What to do ::
In the listing below, count each line containing "this" and answer with the count only.

Data excerpts ::
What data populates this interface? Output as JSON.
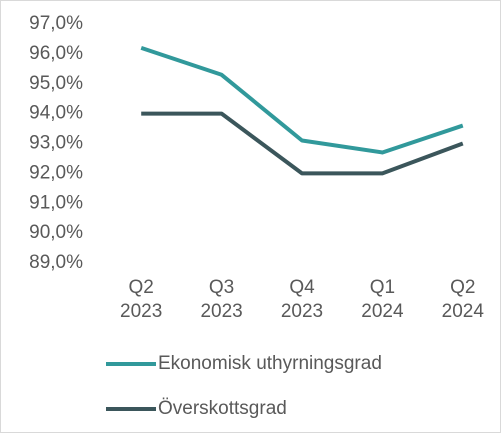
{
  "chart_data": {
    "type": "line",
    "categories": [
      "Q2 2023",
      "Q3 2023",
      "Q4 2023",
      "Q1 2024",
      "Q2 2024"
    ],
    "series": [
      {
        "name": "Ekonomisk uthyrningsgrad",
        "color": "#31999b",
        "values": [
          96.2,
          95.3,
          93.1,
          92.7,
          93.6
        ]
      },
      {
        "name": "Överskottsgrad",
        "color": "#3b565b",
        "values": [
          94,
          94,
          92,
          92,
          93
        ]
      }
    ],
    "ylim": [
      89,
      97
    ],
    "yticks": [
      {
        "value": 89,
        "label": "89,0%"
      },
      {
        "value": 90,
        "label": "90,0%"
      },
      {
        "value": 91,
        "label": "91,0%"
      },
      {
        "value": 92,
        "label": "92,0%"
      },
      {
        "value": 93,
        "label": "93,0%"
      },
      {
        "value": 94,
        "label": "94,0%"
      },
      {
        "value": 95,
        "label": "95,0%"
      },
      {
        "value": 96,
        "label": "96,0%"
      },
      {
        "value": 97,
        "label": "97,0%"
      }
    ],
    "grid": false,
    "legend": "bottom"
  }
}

==

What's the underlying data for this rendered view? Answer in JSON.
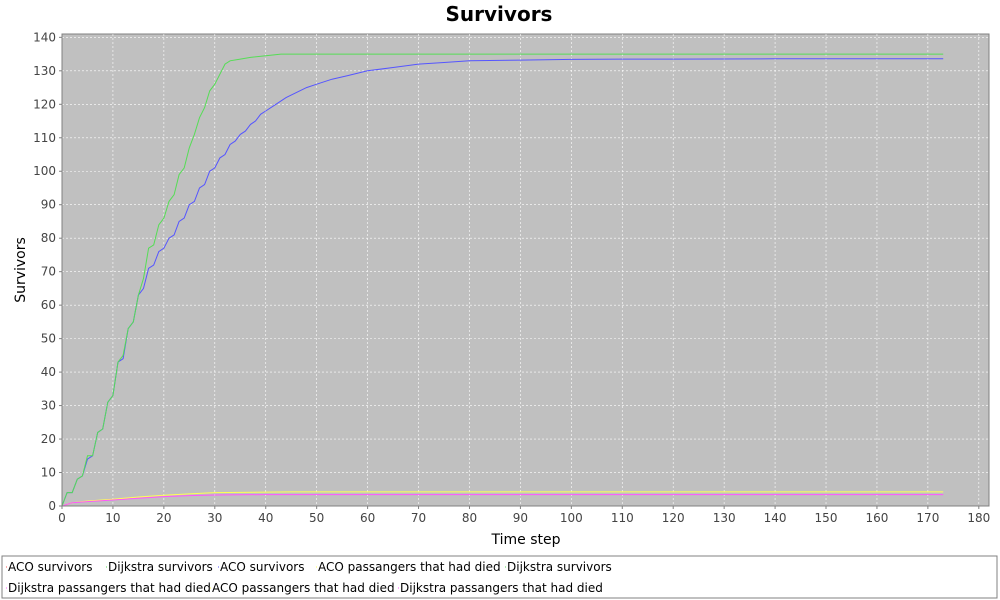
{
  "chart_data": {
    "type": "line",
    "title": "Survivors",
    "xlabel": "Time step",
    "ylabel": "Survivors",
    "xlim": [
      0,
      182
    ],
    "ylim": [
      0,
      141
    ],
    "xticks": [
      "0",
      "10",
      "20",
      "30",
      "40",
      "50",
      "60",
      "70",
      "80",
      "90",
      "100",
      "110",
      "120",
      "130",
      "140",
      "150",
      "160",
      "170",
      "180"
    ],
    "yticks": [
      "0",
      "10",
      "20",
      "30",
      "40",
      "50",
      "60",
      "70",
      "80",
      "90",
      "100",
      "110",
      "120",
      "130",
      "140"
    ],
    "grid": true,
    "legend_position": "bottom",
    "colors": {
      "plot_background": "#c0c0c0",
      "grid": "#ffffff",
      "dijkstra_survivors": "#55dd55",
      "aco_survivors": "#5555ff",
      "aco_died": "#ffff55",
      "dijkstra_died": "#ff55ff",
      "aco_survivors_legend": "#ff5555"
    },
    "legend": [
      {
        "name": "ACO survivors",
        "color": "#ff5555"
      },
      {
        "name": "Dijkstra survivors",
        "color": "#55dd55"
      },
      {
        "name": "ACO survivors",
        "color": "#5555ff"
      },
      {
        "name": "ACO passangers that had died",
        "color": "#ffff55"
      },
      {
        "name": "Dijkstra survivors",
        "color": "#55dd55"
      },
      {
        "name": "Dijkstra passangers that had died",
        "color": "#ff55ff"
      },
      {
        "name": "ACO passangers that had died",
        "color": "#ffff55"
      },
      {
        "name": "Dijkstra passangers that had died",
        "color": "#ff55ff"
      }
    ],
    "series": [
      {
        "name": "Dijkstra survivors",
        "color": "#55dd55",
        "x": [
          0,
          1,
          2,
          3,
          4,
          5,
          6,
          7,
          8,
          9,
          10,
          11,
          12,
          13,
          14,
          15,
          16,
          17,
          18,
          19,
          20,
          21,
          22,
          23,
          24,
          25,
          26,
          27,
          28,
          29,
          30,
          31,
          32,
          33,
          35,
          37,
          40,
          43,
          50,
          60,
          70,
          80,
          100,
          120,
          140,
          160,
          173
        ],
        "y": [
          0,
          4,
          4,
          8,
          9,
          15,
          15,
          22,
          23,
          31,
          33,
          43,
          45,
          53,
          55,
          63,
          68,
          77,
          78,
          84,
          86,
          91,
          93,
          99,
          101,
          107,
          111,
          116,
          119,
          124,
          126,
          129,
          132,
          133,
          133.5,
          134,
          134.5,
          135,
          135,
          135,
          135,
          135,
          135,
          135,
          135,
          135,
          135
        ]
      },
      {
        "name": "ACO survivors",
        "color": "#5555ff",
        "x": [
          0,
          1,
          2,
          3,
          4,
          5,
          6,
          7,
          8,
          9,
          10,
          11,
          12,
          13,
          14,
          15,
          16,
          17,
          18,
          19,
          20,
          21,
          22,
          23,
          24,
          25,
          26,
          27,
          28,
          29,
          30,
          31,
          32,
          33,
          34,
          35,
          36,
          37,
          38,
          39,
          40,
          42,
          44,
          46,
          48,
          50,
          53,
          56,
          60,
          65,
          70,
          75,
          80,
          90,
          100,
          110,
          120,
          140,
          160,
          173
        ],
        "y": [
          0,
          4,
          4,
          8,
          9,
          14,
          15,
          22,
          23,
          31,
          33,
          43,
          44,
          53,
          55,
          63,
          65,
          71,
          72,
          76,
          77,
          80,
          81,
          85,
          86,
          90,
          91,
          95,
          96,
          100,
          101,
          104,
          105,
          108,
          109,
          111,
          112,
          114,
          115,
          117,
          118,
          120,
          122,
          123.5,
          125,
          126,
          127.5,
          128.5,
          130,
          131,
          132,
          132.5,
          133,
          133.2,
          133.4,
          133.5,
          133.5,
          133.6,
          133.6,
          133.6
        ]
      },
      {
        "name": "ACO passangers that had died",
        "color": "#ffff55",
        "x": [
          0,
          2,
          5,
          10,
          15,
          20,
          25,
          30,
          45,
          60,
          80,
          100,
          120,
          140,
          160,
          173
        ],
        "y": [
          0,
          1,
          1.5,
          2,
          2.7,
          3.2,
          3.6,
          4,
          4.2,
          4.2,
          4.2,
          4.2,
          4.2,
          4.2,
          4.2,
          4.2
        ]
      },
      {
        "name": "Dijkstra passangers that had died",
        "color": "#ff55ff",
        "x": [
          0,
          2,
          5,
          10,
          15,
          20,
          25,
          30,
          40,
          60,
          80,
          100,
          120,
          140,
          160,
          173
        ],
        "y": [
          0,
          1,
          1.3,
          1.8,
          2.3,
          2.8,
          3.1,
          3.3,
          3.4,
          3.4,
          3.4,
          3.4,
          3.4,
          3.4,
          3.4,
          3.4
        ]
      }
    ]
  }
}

Task output ::
2